Your goal ->
Transcribe every entry word for word, but skip the images.

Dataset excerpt
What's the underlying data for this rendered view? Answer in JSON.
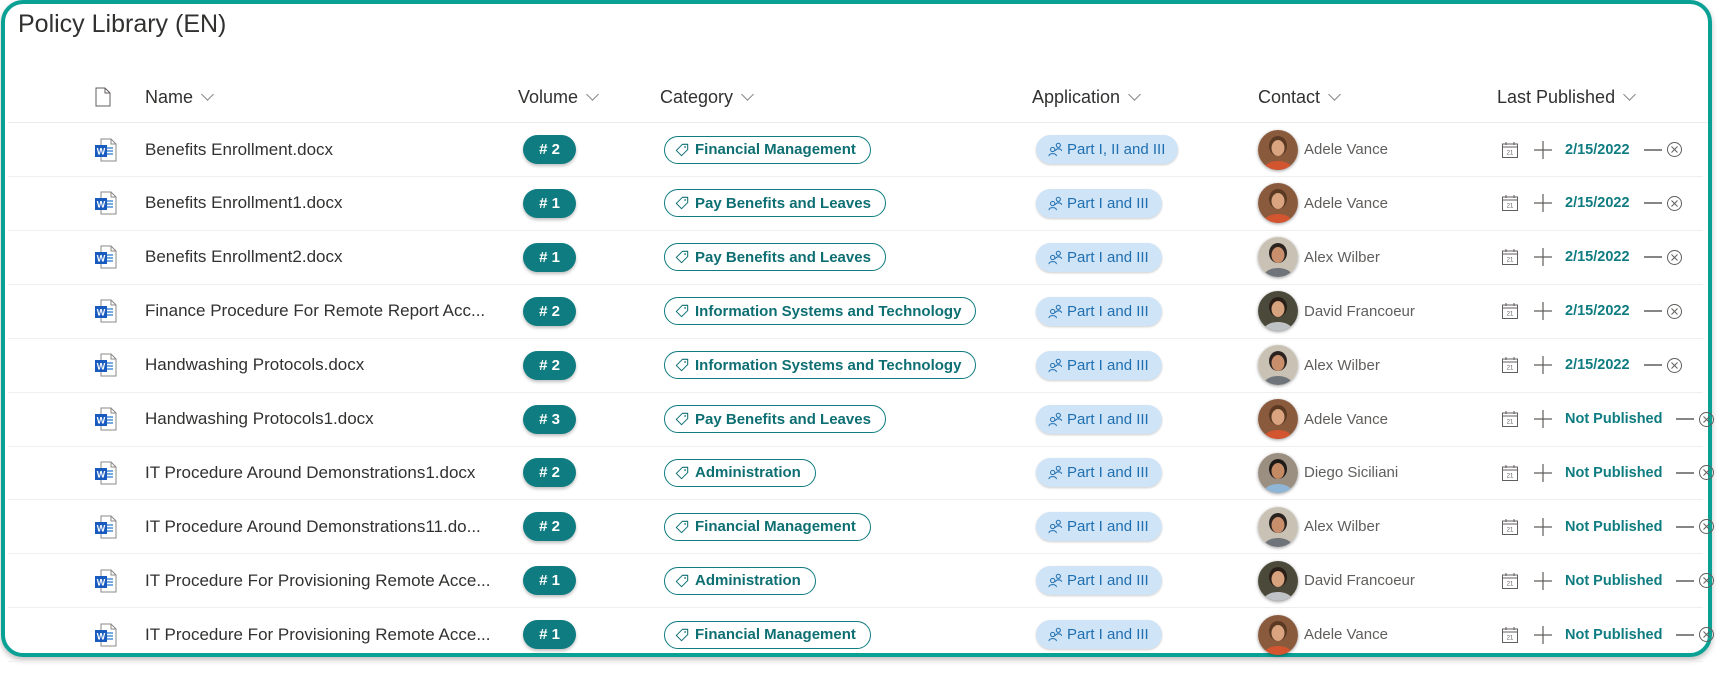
{
  "page": {
    "title": "Policy Library (EN)"
  },
  "colors": {
    "frame_border": "#0aa195",
    "accent_teal": "#0e7c80",
    "app_pill_bg": "#cfe4f7",
    "app_pill_text": "#1f6fb0"
  },
  "columns": [
    {
      "id": "file-type",
      "label": "",
      "icon": "document-icon"
    },
    {
      "id": "name",
      "label": "Name"
    },
    {
      "id": "volume",
      "label": "Volume"
    },
    {
      "id": "category",
      "label": "Category"
    },
    {
      "id": "application",
      "label": "Application"
    },
    {
      "id": "contact",
      "label": "Contact"
    },
    {
      "id": "last-published",
      "label": "Last Published"
    }
  ],
  "rows": [
    {
      "icon": "word-doc-icon",
      "name": "Benefits Enrollment.docx",
      "volume": "# 2",
      "category": "Financial Management",
      "application": "Part I, II and III",
      "contact": "Adele Vance",
      "last_published": "2/15/2022"
    },
    {
      "icon": "word-doc-icon",
      "name": "Benefits Enrollment1.docx",
      "volume": "# 1",
      "category": "Pay Benefits and Leaves",
      "application": "Part I and III",
      "contact": "Adele Vance",
      "last_published": "2/15/2022"
    },
    {
      "icon": "word-doc-icon",
      "name": "Benefits Enrollment2.docx",
      "volume": "# 1",
      "category": "Pay Benefits and Leaves",
      "application": "Part I and III",
      "contact": "Alex Wilber",
      "last_published": "2/15/2022"
    },
    {
      "icon": "word-doc-icon",
      "name": "Finance Procedure For Remote Report Acc...",
      "volume": "# 2",
      "category": "Information Systems and Technology",
      "application": "Part I and III",
      "contact": "David Francoeur",
      "last_published": "2/15/2022"
    },
    {
      "icon": "word-doc-icon",
      "name": "Handwashing Protocols.docx",
      "volume": "# 2",
      "category": "Information Systems and Technology",
      "application": "Part I and III",
      "contact": "Alex Wilber",
      "last_published": "2/15/2022"
    },
    {
      "icon": "word-doc-icon",
      "name": "Handwashing Protocols1.docx",
      "volume": "# 3",
      "category": "Pay Benefits and Leaves",
      "application": "Part I and III",
      "contact": "Adele Vance",
      "last_published": "Not Published"
    },
    {
      "icon": "word-doc-icon",
      "name": "IT Procedure Around Demonstrations1.docx",
      "volume": "# 2",
      "category": "Administration",
      "application": "Part I and III",
      "contact": "Diego Siciliani",
      "last_published": "Not Published"
    },
    {
      "icon": "word-doc-icon",
      "name": "IT Procedure Around Demonstrations11.do...",
      "volume": "# 2",
      "category": "Financial Management",
      "application": "Part I and III",
      "contact": "Alex Wilber",
      "last_published": "Not Published"
    },
    {
      "icon": "word-doc-icon",
      "name": "IT Procedure For Provisioning Remote Acce...",
      "volume": "# 1",
      "category": "Administration",
      "application": "Part I and III",
      "contact": "David Francoeur",
      "last_published": "Not Published"
    },
    {
      "icon": "word-doc-icon",
      "name": "IT Procedure For Provisioning Remote Acce...",
      "volume": "# 1",
      "category": "Financial Management",
      "application": "Part I and III",
      "contact": "Adele Vance",
      "last_published": "Not Published"
    }
  ],
  "avatars": {
    "Adele Vance": {
      "bg": "#8a5a3c",
      "face": "#d9a47f",
      "hair": "#5b3a24",
      "shirt": "#d2552f"
    },
    "Alex Wilber": {
      "bg": "#c9c2b4",
      "face": "#c98f6c",
      "hair": "#2b2320",
      "shirt": "#6e7479"
    },
    "David Francoeur": {
      "bg": "#4b4a3a",
      "face": "#d7a27e",
      "hair": "#2a1f18",
      "shirt": "#c0c3c6"
    },
    "Diego Siciliani": {
      "bg": "#9a8f80",
      "face": "#c48a64",
      "hair": "#1e1a18",
      "shirt": "#8fb6d6"
    }
  }
}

Problem solution ->
What's the underlying data for this rendered view? Answer in JSON.
{
  "page": {
    "title": "Policy Library (EN)"
  },
  "colors": {
    "frame_border": "#0aa195",
    "accent_teal": "#0e7c80",
    "app_pill_bg": "#cfe4f7",
    "app_pill_text": "#1f6fb0"
  },
  "columns": [
    {
      "id": "file-type",
      "label": "",
      "icon": "document-icon"
    },
    {
      "id": "name",
      "label": "Name"
    },
    {
      "id": "volume",
      "label": "Volume"
    },
    {
      "id": "category",
      "label": "Category"
    },
    {
      "id": "application",
      "label": "Application"
    },
    {
      "id": "contact",
      "label": "Contact"
    },
    {
      "id": "last-published",
      "label": "Last Published"
    }
  ],
  "rows": [
    {
      "icon": "word-doc-icon",
      "name": "Benefits Enrollment.docx",
      "volume": "# 2",
      "category": "Financial Management",
      "application": "Part I, II and III",
      "contact": "Adele Vance",
      "last_published": "2/15/2022"
    },
    {
      "icon": "word-doc-icon",
      "name": "Benefits Enrollment1.docx",
      "volume": "# 1",
      "category": "Pay Benefits and Leaves",
      "application": "Part I and III",
      "contact": "Adele Vance",
      "last_published": "2/15/2022"
    },
    {
      "icon": "word-doc-icon",
      "name": "Benefits Enrollment2.docx",
      "volume": "# 1",
      "category": "Pay Benefits and Leaves",
      "application": "Part I and III",
      "contact": "Alex Wilber",
      "last_published": "2/15/2022"
    },
    {
      "icon": "word-doc-icon",
      "name": "Finance Procedure For Remote Report Acc...",
      "volume": "# 2",
      "category": "Information Systems and Technology",
      "application": "Part I and III",
      "contact": "David Francoeur",
      "last_published": "2/15/2022"
    },
    {
      "icon": "word-doc-icon",
      "name": "Handwashing Protocols.docx",
      "volume": "# 2",
      "category": "Information Systems and Technology",
      "application": "Part I and III",
      "contact": "Alex Wilber",
      "last_published": "2/15/2022"
    },
    {
      "icon": "word-doc-icon",
      "name": "Handwashing Protocols1.docx",
      "volume": "# 3",
      "category": "Pay Benefits and Leaves",
      "application": "Part I and III",
      "contact": "Adele Vance",
      "last_published": "Not Published"
    },
    {
      "icon": "word-doc-icon",
      "name": "IT Procedure Around Demonstrations1.docx",
      "volume": "# 2",
      "category": "Administration",
      "application": "Part I and III",
      "contact": "Diego Siciliani",
      "last_published": "Not Published"
    },
    {
      "icon": "word-doc-icon",
      "name": "IT Procedure Around Demonstrations11.do...",
      "volume": "# 2",
      "category": "Financial Management",
      "application": "Part I and III",
      "contact": "Alex Wilber",
      "last_published": "Not Published"
    },
    {
      "icon": "word-doc-icon",
      "name": "IT Procedure For Provisioning Remote Acce...",
      "volume": "# 1",
      "category": "Administration",
      "application": "Part I and III",
      "contact": "David Francoeur",
      "last_published": "Not Published"
    },
    {
      "icon": "word-doc-icon",
      "name": "IT Procedure For Provisioning Remote Acce...",
      "volume": "# 1",
      "category": "Financial Management",
      "application": "Part I and III",
      "contact": "Adele Vance",
      "last_published": "Not Published"
    }
  ],
  "avatars": {
    "Adele Vance": {
      "bg": "#8a5a3c",
      "face": "#d9a47f",
      "hair": "#5b3a24",
      "shirt": "#d2552f"
    },
    "Alex Wilber": {
      "bg": "#c9c2b4",
      "face": "#c98f6c",
      "hair": "#2b2320",
      "shirt": "#6e7479"
    },
    "David Francoeur": {
      "bg": "#4b4a3a",
      "face": "#d7a27e",
      "hair": "#2a1f18",
      "shirt": "#c0c3c6"
    },
    "Diego Siciliani": {
      "bg": "#9a8f80",
      "face": "#c48a64",
      "hair": "#1e1a18",
      "shirt": "#8fb6d6"
    }
  }
}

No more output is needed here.